#### Materials provided
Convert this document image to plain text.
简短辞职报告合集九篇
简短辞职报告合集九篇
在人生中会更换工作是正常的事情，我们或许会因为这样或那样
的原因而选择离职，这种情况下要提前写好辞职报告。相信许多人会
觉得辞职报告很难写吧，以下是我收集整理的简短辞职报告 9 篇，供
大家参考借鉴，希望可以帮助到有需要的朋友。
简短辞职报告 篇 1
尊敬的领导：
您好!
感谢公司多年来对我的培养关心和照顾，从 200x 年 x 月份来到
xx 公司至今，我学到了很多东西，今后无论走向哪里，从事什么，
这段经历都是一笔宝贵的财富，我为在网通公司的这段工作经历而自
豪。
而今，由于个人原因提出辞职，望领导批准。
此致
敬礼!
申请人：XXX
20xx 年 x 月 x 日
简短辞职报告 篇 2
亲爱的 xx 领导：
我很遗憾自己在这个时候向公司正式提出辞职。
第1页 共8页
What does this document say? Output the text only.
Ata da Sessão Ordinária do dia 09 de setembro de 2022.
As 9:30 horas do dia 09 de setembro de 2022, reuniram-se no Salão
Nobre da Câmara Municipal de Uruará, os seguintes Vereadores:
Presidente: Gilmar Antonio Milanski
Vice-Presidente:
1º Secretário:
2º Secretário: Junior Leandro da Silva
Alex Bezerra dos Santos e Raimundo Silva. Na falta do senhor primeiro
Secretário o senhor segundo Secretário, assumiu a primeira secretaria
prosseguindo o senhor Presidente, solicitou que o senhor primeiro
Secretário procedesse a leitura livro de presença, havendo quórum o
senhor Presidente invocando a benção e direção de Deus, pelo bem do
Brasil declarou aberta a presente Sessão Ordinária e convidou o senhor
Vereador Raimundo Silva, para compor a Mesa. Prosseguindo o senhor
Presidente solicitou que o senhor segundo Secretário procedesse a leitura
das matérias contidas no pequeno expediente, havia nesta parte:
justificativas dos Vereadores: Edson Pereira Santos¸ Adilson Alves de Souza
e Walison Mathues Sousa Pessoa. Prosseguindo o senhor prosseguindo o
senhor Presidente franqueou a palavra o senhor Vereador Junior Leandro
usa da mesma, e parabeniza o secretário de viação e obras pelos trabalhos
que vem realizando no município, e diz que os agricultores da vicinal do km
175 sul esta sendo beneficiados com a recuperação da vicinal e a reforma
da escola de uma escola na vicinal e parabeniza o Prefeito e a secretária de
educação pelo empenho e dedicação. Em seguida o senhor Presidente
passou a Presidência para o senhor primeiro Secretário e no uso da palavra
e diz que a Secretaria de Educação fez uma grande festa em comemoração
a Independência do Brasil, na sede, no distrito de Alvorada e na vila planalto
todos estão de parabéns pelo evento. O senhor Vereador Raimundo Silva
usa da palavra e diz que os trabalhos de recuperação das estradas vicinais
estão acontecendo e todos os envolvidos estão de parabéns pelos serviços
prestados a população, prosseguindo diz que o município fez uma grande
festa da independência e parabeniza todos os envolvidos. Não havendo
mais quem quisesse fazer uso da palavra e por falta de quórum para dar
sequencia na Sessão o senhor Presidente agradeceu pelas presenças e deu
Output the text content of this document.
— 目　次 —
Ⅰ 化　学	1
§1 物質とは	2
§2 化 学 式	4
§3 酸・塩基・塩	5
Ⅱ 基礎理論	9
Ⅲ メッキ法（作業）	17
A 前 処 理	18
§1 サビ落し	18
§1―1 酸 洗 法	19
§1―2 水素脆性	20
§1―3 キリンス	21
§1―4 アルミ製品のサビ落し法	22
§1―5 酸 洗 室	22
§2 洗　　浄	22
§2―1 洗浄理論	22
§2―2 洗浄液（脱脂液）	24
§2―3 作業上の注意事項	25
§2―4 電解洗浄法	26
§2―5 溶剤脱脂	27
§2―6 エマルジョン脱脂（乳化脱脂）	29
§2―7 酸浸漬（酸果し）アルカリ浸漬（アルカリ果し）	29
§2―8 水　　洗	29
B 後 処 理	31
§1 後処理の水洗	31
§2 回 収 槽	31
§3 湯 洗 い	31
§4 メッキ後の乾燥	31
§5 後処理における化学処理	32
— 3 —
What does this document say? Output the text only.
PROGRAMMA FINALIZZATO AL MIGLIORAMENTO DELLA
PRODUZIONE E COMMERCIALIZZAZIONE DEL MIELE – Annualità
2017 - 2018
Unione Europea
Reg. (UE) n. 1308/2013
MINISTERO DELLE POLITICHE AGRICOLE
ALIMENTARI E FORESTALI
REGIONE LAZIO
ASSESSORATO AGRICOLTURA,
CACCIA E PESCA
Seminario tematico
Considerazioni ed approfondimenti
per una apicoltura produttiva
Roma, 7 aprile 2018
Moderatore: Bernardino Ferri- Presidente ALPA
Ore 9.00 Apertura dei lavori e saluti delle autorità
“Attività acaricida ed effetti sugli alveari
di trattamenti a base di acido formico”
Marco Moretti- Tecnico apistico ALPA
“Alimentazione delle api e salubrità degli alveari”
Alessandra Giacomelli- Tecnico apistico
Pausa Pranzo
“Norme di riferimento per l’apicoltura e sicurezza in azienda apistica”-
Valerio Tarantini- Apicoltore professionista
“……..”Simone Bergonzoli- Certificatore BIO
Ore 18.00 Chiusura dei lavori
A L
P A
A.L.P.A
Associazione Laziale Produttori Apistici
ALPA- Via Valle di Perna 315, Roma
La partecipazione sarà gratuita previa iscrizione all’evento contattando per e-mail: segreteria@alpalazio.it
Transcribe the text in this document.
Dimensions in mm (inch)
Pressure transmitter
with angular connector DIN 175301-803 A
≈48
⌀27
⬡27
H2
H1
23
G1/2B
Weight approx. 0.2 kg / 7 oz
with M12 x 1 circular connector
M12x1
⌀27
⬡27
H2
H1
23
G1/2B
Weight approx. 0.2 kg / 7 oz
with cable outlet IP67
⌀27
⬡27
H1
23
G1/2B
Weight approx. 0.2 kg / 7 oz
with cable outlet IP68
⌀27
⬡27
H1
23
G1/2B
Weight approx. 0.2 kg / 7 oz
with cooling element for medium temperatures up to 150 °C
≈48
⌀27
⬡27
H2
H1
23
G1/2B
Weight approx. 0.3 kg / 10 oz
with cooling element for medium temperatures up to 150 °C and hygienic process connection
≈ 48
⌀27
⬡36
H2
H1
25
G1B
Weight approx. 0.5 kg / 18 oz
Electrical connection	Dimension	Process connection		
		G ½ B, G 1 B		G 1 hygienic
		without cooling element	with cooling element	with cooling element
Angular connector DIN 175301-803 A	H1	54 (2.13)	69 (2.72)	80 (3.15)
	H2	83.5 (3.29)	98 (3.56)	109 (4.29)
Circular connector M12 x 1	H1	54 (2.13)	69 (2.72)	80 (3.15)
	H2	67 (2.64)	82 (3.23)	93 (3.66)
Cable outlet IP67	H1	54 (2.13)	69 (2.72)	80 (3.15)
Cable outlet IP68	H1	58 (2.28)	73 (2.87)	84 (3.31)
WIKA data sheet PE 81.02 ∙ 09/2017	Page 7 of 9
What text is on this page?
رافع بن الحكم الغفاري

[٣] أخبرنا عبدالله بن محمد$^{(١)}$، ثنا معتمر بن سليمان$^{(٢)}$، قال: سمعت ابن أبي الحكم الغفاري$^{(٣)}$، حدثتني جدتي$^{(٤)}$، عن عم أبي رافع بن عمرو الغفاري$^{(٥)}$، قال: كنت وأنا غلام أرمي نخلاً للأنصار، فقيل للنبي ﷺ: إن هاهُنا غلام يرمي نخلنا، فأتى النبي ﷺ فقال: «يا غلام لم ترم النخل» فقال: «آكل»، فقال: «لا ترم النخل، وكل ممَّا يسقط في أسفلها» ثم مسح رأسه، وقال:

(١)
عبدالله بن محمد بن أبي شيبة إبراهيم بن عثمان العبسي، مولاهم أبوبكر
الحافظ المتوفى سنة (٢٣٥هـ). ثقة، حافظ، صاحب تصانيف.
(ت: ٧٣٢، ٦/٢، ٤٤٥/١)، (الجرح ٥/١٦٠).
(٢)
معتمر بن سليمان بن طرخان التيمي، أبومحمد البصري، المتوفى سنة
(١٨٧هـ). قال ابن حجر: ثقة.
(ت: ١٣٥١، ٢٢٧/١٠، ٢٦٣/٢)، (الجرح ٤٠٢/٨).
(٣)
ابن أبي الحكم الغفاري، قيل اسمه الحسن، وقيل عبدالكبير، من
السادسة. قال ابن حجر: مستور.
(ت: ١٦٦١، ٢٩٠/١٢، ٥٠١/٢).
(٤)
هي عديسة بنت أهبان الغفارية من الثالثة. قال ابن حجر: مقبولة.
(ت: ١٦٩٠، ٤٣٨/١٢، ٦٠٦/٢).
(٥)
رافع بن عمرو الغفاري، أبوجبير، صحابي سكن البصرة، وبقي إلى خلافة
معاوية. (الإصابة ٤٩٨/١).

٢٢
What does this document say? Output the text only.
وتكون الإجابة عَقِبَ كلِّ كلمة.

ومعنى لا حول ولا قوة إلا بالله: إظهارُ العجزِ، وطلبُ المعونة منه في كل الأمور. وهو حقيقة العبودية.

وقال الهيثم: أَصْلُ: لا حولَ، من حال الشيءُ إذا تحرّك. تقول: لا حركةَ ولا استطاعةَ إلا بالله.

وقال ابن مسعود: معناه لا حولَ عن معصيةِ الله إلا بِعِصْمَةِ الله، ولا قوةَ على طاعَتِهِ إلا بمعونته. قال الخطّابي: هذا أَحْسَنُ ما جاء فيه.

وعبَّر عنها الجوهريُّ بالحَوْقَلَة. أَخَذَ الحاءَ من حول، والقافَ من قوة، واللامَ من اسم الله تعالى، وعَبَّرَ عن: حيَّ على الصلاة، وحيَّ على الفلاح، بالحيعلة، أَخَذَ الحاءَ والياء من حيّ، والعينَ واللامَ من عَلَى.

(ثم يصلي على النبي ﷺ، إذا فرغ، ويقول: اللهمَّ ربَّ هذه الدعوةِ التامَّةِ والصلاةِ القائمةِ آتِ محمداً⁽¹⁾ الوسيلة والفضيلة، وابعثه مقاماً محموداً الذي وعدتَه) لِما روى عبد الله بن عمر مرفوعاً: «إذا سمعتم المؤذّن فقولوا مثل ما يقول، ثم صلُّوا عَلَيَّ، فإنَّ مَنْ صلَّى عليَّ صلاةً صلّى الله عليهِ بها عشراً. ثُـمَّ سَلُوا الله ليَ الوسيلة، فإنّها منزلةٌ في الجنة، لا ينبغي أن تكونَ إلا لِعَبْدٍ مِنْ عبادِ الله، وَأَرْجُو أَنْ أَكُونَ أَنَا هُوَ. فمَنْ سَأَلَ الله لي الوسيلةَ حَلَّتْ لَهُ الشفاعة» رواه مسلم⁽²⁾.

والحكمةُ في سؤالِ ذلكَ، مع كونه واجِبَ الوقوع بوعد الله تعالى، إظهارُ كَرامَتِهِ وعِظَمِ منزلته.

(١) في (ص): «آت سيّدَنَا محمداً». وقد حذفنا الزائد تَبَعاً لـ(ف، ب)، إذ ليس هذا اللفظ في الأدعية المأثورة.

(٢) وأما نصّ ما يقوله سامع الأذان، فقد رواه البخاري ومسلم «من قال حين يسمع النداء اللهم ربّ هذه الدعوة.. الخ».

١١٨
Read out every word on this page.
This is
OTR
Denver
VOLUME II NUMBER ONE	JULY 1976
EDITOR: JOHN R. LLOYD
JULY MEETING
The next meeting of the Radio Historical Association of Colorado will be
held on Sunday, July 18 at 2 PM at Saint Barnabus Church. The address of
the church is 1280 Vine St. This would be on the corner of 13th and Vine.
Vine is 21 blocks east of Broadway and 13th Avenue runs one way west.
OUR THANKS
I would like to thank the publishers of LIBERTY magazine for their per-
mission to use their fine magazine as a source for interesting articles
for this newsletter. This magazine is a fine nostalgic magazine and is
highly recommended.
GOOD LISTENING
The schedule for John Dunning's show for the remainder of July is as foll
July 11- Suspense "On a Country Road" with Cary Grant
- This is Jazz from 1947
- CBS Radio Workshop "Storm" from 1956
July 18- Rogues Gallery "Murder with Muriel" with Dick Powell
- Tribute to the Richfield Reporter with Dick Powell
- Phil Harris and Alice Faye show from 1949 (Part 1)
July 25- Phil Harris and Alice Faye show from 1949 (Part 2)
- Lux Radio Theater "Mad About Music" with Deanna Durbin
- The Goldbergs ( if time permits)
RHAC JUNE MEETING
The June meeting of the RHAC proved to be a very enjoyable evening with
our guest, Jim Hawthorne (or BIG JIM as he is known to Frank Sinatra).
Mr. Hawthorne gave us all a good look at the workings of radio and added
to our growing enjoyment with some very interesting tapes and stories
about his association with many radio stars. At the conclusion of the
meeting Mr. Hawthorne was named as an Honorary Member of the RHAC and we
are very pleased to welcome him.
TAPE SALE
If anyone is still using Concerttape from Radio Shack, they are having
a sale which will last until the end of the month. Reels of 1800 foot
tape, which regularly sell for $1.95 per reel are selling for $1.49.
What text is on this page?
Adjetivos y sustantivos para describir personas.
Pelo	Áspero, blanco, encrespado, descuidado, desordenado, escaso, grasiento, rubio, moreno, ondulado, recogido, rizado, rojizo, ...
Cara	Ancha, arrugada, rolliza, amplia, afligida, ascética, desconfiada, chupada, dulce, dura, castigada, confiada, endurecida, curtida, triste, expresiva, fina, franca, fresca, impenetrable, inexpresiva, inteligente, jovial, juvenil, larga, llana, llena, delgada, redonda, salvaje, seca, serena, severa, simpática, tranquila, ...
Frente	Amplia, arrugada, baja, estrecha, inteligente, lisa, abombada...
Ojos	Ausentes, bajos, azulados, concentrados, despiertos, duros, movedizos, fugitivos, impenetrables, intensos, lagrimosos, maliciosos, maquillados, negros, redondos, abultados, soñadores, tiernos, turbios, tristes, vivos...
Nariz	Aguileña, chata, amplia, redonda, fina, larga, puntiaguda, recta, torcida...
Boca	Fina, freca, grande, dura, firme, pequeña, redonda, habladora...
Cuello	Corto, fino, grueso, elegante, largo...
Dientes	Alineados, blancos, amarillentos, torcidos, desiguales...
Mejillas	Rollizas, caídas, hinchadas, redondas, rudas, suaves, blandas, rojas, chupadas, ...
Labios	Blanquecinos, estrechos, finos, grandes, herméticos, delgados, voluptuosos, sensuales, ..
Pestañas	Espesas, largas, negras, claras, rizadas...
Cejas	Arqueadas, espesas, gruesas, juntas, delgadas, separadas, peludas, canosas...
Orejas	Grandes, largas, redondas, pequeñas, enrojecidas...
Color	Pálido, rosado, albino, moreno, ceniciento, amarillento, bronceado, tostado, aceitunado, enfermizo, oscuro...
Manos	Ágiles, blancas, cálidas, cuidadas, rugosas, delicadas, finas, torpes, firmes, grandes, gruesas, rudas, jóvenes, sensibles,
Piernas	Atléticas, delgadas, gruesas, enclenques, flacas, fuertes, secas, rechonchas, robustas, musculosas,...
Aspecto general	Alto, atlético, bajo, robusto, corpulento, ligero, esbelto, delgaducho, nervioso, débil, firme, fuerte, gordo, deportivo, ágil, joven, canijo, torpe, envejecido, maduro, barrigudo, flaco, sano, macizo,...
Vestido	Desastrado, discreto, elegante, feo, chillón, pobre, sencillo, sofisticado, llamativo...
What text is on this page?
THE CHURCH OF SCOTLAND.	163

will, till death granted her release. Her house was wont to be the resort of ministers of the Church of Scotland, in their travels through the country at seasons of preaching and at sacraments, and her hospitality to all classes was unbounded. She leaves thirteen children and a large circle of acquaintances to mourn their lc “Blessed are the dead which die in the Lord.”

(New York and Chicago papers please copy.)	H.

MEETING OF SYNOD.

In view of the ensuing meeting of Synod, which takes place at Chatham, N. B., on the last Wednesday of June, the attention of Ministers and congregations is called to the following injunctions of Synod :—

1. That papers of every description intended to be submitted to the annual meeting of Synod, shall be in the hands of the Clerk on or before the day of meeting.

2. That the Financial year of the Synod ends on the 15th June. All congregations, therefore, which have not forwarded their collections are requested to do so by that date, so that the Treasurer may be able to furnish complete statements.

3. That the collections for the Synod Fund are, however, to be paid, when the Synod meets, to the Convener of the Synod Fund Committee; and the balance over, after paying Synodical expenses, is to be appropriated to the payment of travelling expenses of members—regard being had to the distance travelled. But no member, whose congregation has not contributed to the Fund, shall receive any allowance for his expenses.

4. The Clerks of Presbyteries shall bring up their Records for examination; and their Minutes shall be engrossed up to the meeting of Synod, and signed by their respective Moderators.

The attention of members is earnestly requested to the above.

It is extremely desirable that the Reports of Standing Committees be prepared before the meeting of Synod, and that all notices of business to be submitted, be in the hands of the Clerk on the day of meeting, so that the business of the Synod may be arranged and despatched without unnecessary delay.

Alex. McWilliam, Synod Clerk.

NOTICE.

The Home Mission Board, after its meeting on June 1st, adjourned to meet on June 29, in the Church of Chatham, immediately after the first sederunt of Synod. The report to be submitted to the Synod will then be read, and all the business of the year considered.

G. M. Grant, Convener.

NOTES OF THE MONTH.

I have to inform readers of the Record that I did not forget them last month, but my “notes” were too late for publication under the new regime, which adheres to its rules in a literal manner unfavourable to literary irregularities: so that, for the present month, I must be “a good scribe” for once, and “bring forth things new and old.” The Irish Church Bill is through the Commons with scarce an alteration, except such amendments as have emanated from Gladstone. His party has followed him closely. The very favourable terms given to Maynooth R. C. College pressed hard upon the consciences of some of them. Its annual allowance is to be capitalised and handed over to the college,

#### Work instructions
List all lines holding the string "Phil".

#### The response
- Phil Harris and Alice Faye show from 1949 (Part 1)
July 25- Phil Harris and Alice Faye show from 1949 (Part 2)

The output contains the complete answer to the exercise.